Gather each line containing the string "Morgan" from these entries.

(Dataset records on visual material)
==*==

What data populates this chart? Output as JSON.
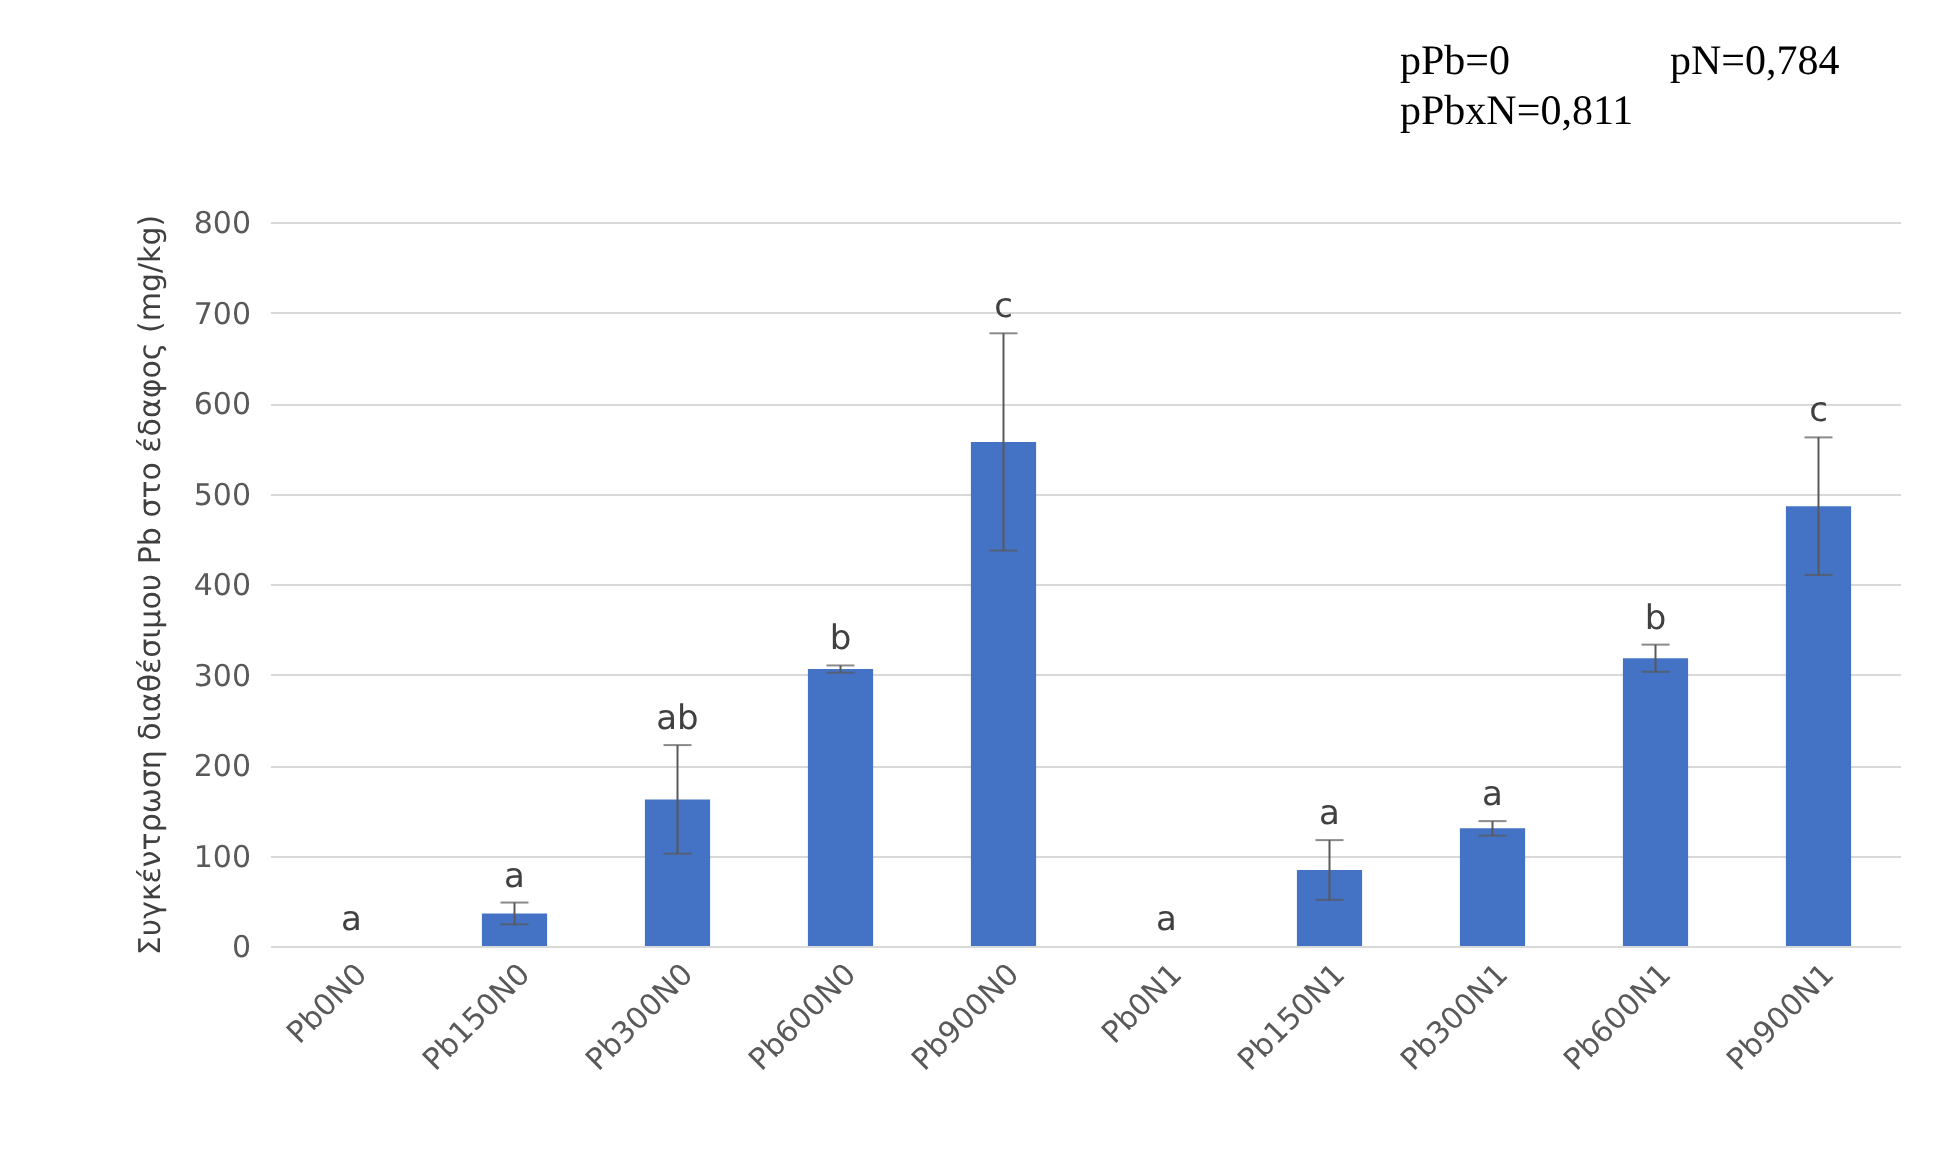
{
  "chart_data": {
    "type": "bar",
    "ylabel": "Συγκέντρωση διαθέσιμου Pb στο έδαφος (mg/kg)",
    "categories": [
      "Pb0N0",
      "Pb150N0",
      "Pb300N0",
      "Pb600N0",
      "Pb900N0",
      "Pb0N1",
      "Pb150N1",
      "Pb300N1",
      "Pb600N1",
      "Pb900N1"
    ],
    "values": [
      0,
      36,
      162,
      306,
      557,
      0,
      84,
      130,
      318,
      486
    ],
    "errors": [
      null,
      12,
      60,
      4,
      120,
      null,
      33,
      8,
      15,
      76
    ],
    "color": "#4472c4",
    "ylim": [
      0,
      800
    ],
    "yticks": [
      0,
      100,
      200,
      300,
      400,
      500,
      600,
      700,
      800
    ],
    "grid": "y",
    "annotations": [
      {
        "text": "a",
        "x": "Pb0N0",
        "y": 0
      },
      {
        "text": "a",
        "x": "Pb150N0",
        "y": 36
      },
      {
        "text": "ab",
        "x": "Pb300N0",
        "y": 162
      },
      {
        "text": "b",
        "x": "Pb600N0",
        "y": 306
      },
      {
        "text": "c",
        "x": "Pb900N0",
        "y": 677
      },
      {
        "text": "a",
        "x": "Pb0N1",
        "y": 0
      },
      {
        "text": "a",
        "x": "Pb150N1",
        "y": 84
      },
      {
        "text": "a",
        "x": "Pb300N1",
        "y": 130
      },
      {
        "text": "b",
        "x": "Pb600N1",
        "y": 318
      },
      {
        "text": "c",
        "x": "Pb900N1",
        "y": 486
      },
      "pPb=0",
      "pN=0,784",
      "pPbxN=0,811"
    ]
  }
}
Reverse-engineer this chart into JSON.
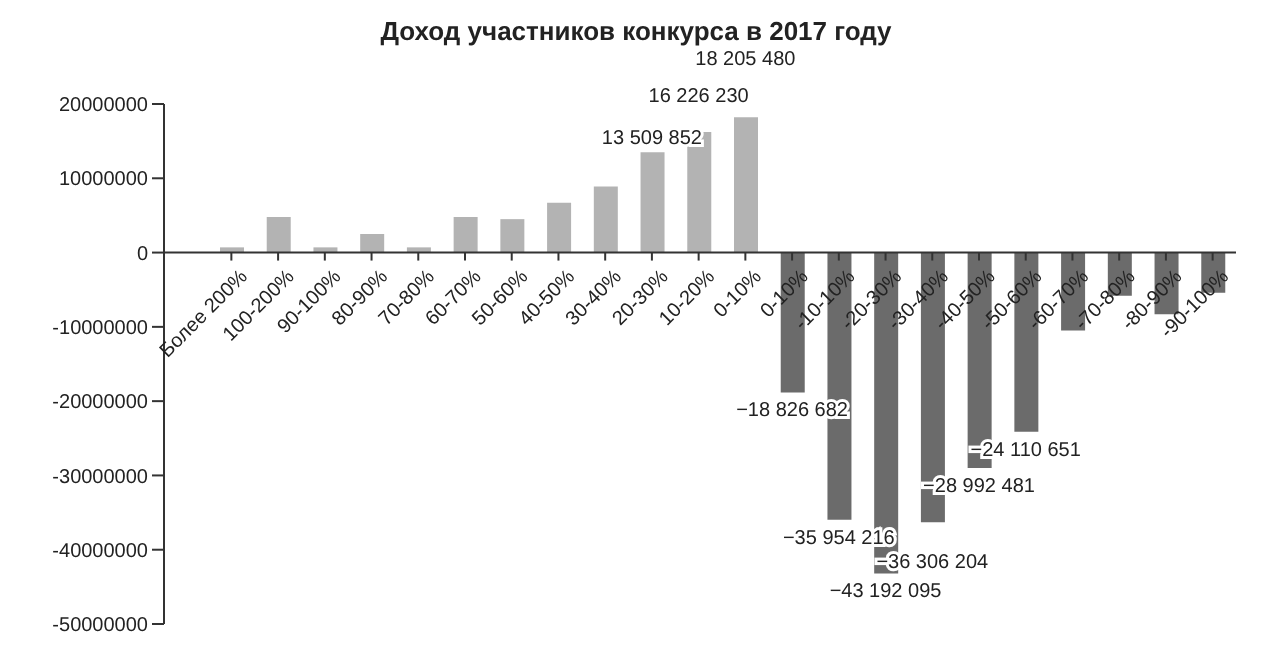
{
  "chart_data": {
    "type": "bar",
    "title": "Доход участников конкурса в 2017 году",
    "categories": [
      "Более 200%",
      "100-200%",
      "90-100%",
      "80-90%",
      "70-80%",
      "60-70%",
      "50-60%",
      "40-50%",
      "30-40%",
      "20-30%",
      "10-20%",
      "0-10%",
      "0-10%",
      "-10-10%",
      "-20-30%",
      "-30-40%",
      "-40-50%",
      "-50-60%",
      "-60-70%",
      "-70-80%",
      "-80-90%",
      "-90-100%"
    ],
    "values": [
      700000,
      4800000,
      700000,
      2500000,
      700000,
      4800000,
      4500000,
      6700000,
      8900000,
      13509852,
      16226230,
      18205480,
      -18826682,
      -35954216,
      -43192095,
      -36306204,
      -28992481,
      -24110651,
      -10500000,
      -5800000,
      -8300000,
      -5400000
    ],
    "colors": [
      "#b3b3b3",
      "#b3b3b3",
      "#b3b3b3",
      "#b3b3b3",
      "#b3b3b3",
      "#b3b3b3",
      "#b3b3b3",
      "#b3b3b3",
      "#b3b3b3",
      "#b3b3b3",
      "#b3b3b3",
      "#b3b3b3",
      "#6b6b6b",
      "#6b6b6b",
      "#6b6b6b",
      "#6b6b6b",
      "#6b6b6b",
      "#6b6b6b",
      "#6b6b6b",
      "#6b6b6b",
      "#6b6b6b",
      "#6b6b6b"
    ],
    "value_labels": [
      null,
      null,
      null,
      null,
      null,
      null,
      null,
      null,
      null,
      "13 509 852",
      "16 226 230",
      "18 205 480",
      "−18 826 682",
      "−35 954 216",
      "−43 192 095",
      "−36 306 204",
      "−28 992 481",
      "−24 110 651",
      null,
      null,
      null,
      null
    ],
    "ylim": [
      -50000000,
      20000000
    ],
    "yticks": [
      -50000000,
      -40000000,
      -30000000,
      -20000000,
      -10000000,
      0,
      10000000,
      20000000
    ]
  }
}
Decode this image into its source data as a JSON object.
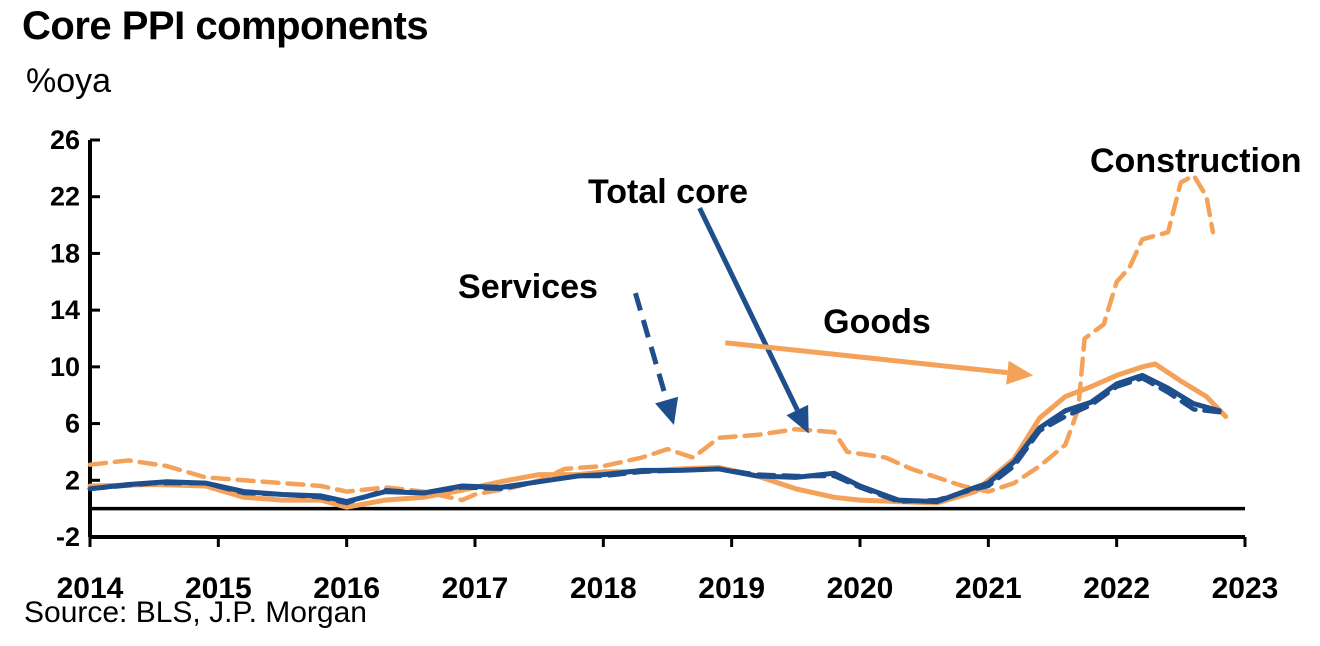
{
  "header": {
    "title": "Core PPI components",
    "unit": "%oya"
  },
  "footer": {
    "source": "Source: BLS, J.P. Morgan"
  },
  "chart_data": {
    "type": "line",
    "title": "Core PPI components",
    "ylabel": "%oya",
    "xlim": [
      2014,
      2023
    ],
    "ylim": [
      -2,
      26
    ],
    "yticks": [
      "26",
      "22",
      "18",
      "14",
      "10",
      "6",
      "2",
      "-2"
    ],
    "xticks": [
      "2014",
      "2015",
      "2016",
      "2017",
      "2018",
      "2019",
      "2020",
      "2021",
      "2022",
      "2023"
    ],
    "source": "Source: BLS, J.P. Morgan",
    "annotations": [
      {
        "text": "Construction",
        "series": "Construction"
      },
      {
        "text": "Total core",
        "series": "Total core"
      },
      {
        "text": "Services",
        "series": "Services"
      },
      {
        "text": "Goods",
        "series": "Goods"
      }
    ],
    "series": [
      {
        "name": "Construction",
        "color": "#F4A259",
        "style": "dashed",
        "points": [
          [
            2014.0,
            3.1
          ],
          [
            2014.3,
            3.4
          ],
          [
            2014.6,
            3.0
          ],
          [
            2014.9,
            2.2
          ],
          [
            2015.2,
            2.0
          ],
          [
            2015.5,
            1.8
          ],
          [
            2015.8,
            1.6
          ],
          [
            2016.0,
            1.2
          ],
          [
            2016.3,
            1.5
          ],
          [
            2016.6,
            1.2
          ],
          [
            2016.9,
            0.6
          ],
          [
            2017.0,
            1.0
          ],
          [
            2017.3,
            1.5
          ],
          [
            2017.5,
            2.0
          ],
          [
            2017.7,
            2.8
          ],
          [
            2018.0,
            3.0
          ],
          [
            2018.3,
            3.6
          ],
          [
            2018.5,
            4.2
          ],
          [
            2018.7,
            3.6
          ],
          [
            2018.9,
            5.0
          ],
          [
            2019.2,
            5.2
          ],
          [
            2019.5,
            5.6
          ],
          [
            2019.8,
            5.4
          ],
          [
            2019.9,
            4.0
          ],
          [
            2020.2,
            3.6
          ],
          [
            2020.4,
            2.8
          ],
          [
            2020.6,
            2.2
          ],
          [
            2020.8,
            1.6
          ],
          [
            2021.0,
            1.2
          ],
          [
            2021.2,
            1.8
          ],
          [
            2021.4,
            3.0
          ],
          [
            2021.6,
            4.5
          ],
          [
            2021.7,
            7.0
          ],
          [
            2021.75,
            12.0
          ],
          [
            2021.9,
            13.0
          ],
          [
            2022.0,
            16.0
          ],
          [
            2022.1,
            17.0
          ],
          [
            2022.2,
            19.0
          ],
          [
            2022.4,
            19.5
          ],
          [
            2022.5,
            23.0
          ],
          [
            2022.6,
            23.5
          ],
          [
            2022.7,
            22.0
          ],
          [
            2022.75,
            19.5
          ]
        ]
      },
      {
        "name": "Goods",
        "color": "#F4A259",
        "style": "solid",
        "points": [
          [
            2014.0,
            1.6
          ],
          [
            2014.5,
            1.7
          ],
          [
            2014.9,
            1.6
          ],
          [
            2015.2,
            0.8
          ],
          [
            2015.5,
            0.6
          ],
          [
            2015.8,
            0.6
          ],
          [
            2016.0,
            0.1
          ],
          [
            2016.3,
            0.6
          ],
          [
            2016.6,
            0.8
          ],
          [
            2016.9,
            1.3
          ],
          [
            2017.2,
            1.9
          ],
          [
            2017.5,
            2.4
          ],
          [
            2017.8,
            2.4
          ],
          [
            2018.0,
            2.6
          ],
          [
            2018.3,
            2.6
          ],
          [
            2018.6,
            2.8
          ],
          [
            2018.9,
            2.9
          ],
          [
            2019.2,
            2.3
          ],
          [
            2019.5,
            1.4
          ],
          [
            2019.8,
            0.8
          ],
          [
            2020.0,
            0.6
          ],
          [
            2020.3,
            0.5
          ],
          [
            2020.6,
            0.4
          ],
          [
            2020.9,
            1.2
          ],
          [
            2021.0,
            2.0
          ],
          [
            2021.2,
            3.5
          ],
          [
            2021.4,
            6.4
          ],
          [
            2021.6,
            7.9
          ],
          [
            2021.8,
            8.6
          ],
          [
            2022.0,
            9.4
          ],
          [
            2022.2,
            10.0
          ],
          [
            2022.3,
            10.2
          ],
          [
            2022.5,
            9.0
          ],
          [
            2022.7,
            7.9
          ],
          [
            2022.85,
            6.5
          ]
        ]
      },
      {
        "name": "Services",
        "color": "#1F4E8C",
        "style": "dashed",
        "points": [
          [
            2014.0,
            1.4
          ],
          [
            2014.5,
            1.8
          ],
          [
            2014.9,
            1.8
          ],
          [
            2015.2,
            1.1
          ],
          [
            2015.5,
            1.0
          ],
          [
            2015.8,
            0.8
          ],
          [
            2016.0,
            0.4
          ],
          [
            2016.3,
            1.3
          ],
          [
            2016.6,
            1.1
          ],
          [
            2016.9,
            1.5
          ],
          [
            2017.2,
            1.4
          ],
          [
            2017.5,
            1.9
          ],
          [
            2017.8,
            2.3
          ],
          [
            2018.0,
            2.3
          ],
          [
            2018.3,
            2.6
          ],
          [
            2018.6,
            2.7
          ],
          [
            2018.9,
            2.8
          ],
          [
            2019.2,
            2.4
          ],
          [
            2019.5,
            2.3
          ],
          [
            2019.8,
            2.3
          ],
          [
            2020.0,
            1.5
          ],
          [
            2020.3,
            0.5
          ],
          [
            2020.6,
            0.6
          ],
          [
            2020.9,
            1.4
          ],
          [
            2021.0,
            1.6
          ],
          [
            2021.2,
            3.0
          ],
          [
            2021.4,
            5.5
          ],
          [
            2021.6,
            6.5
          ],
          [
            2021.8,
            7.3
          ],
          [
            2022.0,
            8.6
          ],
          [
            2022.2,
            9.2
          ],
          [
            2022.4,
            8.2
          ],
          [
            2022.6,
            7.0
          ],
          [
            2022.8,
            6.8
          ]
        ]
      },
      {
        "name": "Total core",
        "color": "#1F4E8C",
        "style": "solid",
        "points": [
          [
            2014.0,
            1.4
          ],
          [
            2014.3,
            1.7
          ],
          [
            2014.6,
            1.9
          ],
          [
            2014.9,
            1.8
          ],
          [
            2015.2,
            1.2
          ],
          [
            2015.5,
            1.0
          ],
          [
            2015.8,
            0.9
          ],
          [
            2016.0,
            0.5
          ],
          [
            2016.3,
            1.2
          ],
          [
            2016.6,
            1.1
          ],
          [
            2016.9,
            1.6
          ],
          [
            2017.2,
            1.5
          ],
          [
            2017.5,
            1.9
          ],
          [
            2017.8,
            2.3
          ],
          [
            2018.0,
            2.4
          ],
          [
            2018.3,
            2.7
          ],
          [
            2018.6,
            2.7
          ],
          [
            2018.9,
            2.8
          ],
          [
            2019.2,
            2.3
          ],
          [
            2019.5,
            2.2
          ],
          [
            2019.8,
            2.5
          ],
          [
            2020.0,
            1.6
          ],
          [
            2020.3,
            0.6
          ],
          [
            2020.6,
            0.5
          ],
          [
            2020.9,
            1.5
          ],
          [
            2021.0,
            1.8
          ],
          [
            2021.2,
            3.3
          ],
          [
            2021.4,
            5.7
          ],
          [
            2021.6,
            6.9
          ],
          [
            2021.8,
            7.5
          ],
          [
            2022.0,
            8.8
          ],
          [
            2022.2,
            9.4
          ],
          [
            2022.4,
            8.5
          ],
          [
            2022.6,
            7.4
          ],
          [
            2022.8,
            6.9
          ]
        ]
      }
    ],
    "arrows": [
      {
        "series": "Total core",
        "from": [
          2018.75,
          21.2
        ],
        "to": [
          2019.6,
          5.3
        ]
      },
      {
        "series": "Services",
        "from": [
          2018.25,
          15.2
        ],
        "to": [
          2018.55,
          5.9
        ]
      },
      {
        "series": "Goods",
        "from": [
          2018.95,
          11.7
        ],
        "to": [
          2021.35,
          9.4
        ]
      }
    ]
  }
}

==*==

WRITTEN REPLY:
    "source": "Source: BLS, J.P. Morgan"
    "source": "Source: BLS, J.P. Morgan",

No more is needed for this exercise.